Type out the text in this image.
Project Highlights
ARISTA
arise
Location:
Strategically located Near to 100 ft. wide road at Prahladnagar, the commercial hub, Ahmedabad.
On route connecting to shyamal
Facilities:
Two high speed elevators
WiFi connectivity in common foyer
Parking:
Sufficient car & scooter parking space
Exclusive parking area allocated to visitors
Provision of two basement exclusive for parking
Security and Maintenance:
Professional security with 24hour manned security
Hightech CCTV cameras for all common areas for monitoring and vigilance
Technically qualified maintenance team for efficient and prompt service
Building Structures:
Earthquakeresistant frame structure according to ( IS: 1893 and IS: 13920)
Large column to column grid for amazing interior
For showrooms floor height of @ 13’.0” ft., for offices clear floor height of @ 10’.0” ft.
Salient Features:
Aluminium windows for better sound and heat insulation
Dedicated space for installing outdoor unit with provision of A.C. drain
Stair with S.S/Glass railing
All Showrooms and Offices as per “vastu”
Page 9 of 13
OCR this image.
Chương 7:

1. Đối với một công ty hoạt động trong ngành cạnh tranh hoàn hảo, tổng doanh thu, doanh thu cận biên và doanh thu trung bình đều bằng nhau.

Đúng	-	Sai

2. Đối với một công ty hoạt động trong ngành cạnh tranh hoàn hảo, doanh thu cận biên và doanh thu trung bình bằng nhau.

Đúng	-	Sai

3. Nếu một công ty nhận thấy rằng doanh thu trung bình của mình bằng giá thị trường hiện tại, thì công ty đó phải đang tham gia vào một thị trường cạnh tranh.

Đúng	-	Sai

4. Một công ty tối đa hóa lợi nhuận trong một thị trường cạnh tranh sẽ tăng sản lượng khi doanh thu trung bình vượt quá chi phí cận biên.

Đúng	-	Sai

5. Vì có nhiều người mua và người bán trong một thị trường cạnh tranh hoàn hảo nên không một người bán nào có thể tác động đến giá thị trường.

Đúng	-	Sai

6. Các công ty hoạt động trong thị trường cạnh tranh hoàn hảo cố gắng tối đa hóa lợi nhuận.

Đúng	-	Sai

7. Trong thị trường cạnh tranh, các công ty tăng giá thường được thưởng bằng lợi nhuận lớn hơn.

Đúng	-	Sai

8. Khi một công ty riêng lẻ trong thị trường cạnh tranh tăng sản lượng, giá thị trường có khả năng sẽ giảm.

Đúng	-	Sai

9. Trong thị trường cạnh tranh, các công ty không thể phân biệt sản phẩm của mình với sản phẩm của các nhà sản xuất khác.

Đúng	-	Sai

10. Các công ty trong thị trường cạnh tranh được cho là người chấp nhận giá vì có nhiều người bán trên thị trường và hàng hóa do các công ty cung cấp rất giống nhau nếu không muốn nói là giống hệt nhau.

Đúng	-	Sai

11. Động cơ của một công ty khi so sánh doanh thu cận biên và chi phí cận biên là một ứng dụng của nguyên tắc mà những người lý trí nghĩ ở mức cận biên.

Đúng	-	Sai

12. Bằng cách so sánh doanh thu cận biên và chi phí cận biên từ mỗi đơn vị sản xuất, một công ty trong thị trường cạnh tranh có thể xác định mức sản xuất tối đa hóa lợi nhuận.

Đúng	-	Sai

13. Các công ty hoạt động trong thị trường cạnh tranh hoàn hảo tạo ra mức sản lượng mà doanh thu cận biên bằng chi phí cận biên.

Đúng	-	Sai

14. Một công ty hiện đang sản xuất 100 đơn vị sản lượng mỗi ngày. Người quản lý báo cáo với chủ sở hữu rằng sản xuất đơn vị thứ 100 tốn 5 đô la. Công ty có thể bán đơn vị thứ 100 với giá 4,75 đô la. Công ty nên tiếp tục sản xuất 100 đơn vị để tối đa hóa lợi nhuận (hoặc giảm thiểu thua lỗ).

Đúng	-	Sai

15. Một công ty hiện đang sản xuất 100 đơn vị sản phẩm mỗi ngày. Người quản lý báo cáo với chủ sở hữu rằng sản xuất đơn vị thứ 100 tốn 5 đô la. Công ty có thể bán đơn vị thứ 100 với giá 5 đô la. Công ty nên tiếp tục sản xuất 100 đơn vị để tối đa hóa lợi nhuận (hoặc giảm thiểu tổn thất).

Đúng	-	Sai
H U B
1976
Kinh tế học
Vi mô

------------------------------------

* [REQUIREMENTS] What is the number of lines in the records that contain the word "hoạt"? Answer with the number and nothing else.

* [FULL ANSWER] 4